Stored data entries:
________________________

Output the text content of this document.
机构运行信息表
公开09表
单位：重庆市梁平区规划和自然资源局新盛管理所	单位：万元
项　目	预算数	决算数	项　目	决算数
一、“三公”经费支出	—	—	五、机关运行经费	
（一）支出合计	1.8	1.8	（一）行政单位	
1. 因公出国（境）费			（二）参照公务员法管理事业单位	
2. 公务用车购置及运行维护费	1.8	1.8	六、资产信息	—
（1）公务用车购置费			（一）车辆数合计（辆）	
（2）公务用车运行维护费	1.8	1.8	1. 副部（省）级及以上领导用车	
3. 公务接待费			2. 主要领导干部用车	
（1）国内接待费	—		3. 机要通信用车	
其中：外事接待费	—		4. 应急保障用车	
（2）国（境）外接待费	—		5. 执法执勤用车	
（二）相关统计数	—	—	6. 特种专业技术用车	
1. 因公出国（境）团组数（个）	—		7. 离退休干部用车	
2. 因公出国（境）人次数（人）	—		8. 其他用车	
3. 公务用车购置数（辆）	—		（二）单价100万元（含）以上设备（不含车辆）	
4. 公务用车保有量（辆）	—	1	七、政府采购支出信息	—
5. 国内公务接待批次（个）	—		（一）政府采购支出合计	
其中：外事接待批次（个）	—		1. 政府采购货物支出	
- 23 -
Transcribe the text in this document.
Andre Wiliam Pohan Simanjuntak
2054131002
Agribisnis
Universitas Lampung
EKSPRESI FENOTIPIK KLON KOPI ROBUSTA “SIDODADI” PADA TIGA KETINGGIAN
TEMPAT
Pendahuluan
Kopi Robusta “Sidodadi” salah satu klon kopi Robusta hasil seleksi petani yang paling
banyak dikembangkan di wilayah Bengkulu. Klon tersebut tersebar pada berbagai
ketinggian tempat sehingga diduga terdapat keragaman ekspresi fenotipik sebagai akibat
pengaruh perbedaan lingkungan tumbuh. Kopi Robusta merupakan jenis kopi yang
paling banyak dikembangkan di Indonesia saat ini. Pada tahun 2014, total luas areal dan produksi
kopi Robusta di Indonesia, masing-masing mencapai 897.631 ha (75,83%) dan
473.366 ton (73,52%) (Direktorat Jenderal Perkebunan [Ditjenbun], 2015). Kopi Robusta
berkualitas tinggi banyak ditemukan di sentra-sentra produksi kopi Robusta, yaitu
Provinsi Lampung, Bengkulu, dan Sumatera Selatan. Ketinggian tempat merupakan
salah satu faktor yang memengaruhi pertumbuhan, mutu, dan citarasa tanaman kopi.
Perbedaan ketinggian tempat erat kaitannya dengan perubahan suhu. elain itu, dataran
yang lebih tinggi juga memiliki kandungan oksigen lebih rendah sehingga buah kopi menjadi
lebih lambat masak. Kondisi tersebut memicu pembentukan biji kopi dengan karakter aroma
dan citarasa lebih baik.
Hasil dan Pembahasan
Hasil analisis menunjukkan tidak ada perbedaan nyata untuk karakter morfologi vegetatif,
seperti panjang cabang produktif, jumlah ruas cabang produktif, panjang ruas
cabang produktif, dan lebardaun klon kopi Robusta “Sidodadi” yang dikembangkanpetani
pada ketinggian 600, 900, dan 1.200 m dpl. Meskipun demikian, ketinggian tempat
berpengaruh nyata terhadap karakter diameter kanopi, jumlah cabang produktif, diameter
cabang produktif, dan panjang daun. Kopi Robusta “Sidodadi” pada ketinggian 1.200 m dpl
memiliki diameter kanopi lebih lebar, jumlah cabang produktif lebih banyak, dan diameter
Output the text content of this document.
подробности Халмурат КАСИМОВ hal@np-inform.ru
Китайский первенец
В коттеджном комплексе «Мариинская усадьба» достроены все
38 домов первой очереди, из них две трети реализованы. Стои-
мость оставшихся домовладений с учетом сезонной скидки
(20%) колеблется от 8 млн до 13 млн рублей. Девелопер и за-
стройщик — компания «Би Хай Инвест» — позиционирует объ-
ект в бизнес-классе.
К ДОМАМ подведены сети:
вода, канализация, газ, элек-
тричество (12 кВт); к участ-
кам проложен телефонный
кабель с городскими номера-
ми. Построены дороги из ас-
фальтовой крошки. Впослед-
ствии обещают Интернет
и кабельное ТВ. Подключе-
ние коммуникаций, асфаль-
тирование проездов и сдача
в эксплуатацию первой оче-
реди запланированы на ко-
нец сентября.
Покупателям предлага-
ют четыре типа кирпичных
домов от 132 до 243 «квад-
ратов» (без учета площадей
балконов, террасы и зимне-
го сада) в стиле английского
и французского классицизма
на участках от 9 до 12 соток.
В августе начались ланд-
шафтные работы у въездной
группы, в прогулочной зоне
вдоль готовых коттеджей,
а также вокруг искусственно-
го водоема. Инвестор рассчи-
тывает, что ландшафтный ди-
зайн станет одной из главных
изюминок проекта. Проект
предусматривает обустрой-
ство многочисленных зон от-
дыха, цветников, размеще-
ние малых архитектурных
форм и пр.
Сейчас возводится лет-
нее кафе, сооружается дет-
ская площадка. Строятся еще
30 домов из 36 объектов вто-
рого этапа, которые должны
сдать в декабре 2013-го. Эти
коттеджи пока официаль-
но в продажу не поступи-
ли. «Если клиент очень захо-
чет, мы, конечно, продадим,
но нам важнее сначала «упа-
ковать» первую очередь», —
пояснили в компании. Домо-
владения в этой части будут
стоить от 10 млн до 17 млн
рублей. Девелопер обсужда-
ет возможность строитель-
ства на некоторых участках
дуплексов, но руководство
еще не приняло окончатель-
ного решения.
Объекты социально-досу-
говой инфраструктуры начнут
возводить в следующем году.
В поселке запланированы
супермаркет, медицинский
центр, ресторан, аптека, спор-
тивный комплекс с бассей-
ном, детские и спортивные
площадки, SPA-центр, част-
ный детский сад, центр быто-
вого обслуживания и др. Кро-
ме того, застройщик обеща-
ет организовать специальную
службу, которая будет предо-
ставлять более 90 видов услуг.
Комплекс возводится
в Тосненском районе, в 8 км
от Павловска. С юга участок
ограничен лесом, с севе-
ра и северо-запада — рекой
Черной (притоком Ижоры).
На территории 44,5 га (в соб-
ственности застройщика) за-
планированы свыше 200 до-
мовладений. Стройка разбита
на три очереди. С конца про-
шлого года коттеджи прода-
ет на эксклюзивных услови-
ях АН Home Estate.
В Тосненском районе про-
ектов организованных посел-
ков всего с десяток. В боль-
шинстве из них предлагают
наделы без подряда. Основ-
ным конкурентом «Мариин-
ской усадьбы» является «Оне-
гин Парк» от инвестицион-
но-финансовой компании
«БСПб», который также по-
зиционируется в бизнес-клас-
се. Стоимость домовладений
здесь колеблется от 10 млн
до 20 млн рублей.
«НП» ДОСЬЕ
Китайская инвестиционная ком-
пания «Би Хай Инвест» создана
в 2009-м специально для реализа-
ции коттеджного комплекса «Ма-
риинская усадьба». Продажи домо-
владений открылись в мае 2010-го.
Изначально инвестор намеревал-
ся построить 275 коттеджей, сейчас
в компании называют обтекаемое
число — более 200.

________________________

DO THIS: Restate each entry exactly, skipping none.

TASK RESULT:
Output the text content of this document.
机构运行信息表
公开09表
单位：重庆市梁平区规划和自然资源局新盛管理所	单位：万元
项　目	预算数	决算数	项　目	决算数
一、“三公”经费支出	—	—	五、机关运行经费	
（一）支出合计	1.8	1.8	（一）行政单位	
1. 因公出国（境）费			（二）参照公务员法管理事业单位	
2. 公务用车购置及运行维护费	1.8	1.8	六、资产信息	—
（1）公务用车购置费			（一）车辆数合计（辆）	
（2）公务用车运行维护费	1.8	1.8	1. 副部（省）级及以上领导用车	
3. 公务接待费			2. 主要领导干部用车	
（1）国内接待费	—		3. 机要通信用车	
其中：外事接待费	—		4. 应急保障用车	
（2）国（境）外接待费	—		5. 执法执勤用车	
（二）相关统计数	—	—	6. 特种专业技术用车	
1. 因公出国（境）团组数（个）	—		7. 离退休干部用车	
2. 因公出国（境）人次数（人）	—		8. 其他用车	
3. 公务用车购置数（辆）	—		（二）单价100万元（含）以上设备（不含车辆）	
4. 公务用车保有量（辆）	—	1	七、政府采购支出信息	—
5. 国内公务接待批次（个）	—		（一）政府采购支出合计	
其中：外事接待批次（个）	—		1. 政府采购货物支出	
- 23 -
Transcribe the text in this document.
Andre Wiliam Pohan Simanjuntak
2054131002
Agribisnis
Universitas Lampung
EKSPRESI FENOTIPIK KLON KOPI ROBUSTA “SIDODADI” PADA TIGA KETINGGIAN
TEMPAT
Pendahuluan
Kopi Robusta “Sidodadi” salah satu klon kopi Robusta hasil seleksi petani yang paling
banyak dikembangkan di wilayah Bengkulu. Klon tersebut tersebar pada berbagai
ketinggian tempat sehingga diduga terdapat keragaman ekspresi fenotipik sebagai akibat
pengaruh perbedaan lingkungan tumbuh. Kopi Robusta merupakan jenis kopi yang
paling banyak dikembangkan di Indonesia saat ini. Pada tahun 2014, total luas areal dan produksi
kopi Robusta di Indonesia, masing-masing mencapai 897.631 ha (75,83%) dan
473.366 ton (73,52%) (Direktorat Jenderal Perkebunan [Ditjenbun], 2015). Kopi Robusta
berkualitas tinggi banyak ditemukan di sentra-sentra produksi kopi Robusta, yaitu
Provinsi Lampung, Bengkulu, dan Sumatera Selatan. Ketinggian tempat merupakan
salah satu faktor yang memengaruhi pertumbuhan, mutu, dan citarasa tanaman kopi.
Perbedaan ketinggian tempat erat kaitannya dengan perubahan suhu. elain itu, dataran
yang lebih tinggi juga memiliki kandungan oksigen lebih rendah sehingga buah kopi menjadi
lebih lambat masak. Kondisi tersebut memicu pembentukan biji kopi dengan karakter aroma
dan citarasa lebih baik.
Hasil dan Pembahasan
Hasil analisis menunjukkan tidak ada perbedaan nyata untuk karakter morfologi vegetatif,
seperti panjang cabang produktif, jumlah ruas cabang produktif, panjang ruas
cabang produktif, dan lebardaun klon kopi Robusta “Sidodadi” yang dikembangkanpetani
pada ketinggian 600, 900, dan 1.200 m dpl. Meskipun demikian, ketinggian tempat
berpengaruh nyata terhadap karakter diameter kanopi, jumlah cabang produktif, diameter
cabang produktif, dan panjang daun. Kopi Robusta “Sidodadi” pada ketinggian 1.200 m dpl
memiliki diameter kanopi lebih lebar, jumlah cabang produktif lebih banyak, dan diameter
Output the text content of this document.
подробности Халмурат КАСИМОВ hal@np-inform.ru
Китайский первенец
В коттеджном комплексе «Мариинская усадьба» достроены все
38 домов первой очереди, из них две трети реализованы. Стои-
мость оставшихся домовладений с учетом сезонной скидки
(20%) колеблется от 8 млн до 13 млн рублей. Девелопер и за-
стройщик — компания «Би Хай Инвест» — позиционирует объ-
ект в бизнес-классе.
К ДОМАМ подведены сети:
вода, канализация, газ, элек-
тричество (12 кВт); к участ-
кам проложен телефонный
кабель с городскими номера-
ми. Построены дороги из ас-
фальтовой крошки. Впослед-
ствии обещают Интернет
и кабельное ТВ. Подключе-
ние коммуникаций, асфаль-
тирование проездов и сдача
в эксплуатацию первой оче-
реди запланированы на ко-
нец сентября.
Покупателям предлага-
ют четыре типа кирпичных
домов от 132 до 243 «квад-
ратов» (без учета площадей
балконов, террасы и зимне-
го сада) в стиле английского
и французского классицизма
на участках от 9 до 12 соток.
В августе начались ланд-
шафтные работы у въездной
группы, в прогулочной зоне
вдоль готовых коттеджей,
а также вокруг искусственно-
го водоема. Инвестор рассчи-
тывает, что ландшафтный ди-
зайн станет одной из главных
изюминок проекта. Проект
предусматривает обустрой-
ство многочисленных зон от-
дыха, цветников, размеще-
ние малых архитектурных
форм и пр.
Сейчас возводится лет-
нее кафе, сооружается дет-
ская площадка. Строятся еще
30 домов из 36 объектов вто-
рого этапа, которые должны
сдать в декабре 2013-го. Эти
коттеджи пока официаль-
но в продажу не поступи-
ли. «Если клиент очень захо-
чет, мы, конечно, продадим,
но нам важнее сначала «упа-
ковать» первую очередь», —
пояснили в компании. Домо-
владения в этой части будут
стоить от 10 млн до 17 млн
рублей. Девелопер обсужда-
ет возможность строитель-
ства на некоторых участках
дуплексов, но руководство
еще не приняло окончатель-
ного решения.
Объекты социально-досу-
говой инфраструктуры начнут
возводить в следующем году.
В поселке запланированы
супермаркет, медицинский
центр, ресторан, аптека, спор-
тивный комплекс с бассей-
ном, детские и спортивные
площадки, SPA-центр, част-
ный детский сад, центр быто-
вого обслуживания и др. Кро-
ме того, застройщик обеща-
ет организовать специальную
службу, которая будет предо-
ставлять более 90 видов услуг.
Комплекс возводится
в Тосненском районе, в 8 км
от Павловска. С юга участок
ограничен лесом, с севе-
ра и северо-запада — рекой
Черной (притоком Ижоры).
На территории 44,5 га (в соб-
ственности застройщика) за-
планированы свыше 200 до-
мовладений. Стройка разбита
на три очереди. С конца про-
шлого года коттеджи прода-
ет на эксклюзивных услови-
ях АН Home Estate.
В Тосненском районе про-
ектов организованных посел-
ков всего с десяток. В боль-
шинстве из них предлагают
наделы без подряда. Основ-
ным конкурентом «Мариин-
ской усадьбы» является «Оне-
гин Парк» от инвестицион-
но-финансовой компании
«БСПб», который также по-
зиционируется в бизнес-клас-
се. Стоимость домовладений
здесь колеблется от 10 млн
до 20 млн рублей.
«НП» ДОСЬЕ
Китайская инвестиционная ком-
пания «Би Хай Инвест» создана
в 2009-м специально для реализа-
ции коттеджного комплекса «Ма-
риинская усадьба». Продажи домо-
владений открылись в мае 2010-го.
Изначально инвестор намеревал-
ся построить 275 коттеджей, сейчас
в компании называют обтекаемое
число — более 200.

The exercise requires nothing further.